**Available data**:
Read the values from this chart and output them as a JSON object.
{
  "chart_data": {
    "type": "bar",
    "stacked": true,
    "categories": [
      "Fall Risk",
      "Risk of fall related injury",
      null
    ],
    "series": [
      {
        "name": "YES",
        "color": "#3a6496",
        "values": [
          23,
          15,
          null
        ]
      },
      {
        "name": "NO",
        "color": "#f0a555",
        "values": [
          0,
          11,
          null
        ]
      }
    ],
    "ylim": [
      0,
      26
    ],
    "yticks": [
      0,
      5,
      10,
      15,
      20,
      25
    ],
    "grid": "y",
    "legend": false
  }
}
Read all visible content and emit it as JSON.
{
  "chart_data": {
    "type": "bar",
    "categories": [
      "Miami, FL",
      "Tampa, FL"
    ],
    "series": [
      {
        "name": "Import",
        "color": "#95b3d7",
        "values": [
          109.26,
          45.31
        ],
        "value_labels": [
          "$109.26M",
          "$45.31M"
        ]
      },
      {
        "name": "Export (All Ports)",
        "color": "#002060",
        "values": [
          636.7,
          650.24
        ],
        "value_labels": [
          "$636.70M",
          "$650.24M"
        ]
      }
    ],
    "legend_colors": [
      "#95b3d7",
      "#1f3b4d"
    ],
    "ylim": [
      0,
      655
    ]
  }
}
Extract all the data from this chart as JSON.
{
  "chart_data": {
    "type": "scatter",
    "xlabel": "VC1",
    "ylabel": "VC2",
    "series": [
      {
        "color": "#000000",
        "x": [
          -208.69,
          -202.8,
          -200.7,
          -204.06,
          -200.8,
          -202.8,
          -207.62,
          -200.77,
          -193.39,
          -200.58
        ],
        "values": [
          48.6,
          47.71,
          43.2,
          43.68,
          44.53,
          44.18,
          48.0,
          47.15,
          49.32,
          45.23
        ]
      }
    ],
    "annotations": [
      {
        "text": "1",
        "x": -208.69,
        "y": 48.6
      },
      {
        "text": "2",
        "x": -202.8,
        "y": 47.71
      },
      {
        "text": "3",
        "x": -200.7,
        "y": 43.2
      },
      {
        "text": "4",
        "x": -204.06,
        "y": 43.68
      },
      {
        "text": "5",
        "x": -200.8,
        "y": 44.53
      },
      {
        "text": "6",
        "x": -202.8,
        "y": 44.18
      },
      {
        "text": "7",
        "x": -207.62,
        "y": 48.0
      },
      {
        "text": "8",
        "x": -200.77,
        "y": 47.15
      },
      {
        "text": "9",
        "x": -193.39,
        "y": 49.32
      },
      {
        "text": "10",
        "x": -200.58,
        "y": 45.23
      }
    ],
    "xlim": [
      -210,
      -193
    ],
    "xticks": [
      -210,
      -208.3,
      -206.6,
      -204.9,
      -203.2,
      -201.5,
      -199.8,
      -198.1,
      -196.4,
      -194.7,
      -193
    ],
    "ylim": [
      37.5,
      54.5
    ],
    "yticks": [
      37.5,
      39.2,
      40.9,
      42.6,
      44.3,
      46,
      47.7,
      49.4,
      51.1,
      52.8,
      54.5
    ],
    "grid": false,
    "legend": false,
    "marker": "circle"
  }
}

**Short task**: Set all of the records down again, exactly as they stand.

**Written response**:
Read the values from this chart and output them as a JSON object.
{
  "chart_data": {
    "type": "bar",
    "stacked": true,
    "categories": [
      "Fall Risk",
      "Risk of fall related injury",
      null
    ],
    "series": [
      {
        "name": "YES",
        "color": "#3a6496",
        "values": [
          23,
          15,
          null
        ]
      },
      {
        "name": "NO",
        "color": "#f0a555",
        "values": [
          0,
          11,
          null
        ]
      }
    ],
    "ylim": [
      0,
      26
    ],
    "yticks": [
      0,
      5,
      10,
      15,
      20,
      25
    ],
    "grid": "y",
    "legend": false
  }
}
Read all visible content and emit it as JSON.
{
  "chart_data": {
    "type": "bar",
    "categories": [
      "Miami, FL",
      "Tampa, FL"
    ],
    "series": [
      {
        "name": "Import",
        "color": "#95b3d7",
        "values": [
          109.26,
          45.31
        ],
        "value_labels": [
          "$109.26M",
          "$45.31M"
        ]
      },
      {
        "name": "Export (All Ports)",
        "color": "#002060",
        "values": [
          636.7,
          650.24
        ],
        "value_labels": [
          "$636.70M",
          "$650.24M"
        ]
      }
    ],
    "legend_colors": [
      "#95b3d7",
      "#1f3b4d"
    ],
    "ylim": [
      0,
      655
    ]
  }
}
Extract all the data from this chart as JSON.
{
  "chart_data": {
    "type": "scatter",
    "xlabel": "VC1",
    "ylabel": "VC2",
    "series": [
      {
        "color": "#000000",
        "x": [
          -208.69,
          -202.8,
          -200.7,
          -204.06,
          -200.8,
          -202.8,
          -207.62,
          -200.77,
          -193.39,
          -200.58
        ],
        "values": [
          48.6,
          47.71,
          43.2,
          43.68,
          44.53,
          44.18,
          48.0,
          47.15,
          49.32,
          45.23
        ]
      }
    ],
    "annotations": [
      {
        "text": "1",
        "x": -208.69,
        "y": 48.6
      },
      {
        "text": "2",
        "x": -202.8,
        "y": 47.71
      },
      {
        "text": "3",
        "x": -200.7,
        "y": 43.2
      },
      {
        "text": "4",
        "x": -204.06,
        "y": 43.68
      },
      {
        "text": "5",
        "x": -200.8,
        "y": 44.53
      },
      {
        "text": "6",
        "x": -202.8,
        "y": 44.18
      },
      {
        "text": "7",
        "x": -207.62,
        "y": 48.0
      },
      {
        "text": "8",
        "x": -200.77,
        "y": 47.15
      },
      {
        "text": "9",
        "x": -193.39,
        "y": 49.32
      },
      {
        "text": "10",
        "x": -200.58,
        "y": 45.23
      }
    ],
    "xlim": [
      -210,
      -193
    ],
    "xticks": [
      -210,
      -208.3,
      -206.6,
      -204.9,
      -203.2,
      -201.5,
      -199.8,
      -198.1,
      -196.4,
      -194.7,
      -193
    ],
    "ylim": [
      37.5,
      54.5
    ],
    "yticks": [
      37.5,
      39.2,
      40.9,
      42.6,
      44.3,
      46,
      47.7,
      49.4,
      51.1,
      52.8,
      54.5
    ],
    "grid": false,
    "legend": false,
    "marker": "circle"
  }
}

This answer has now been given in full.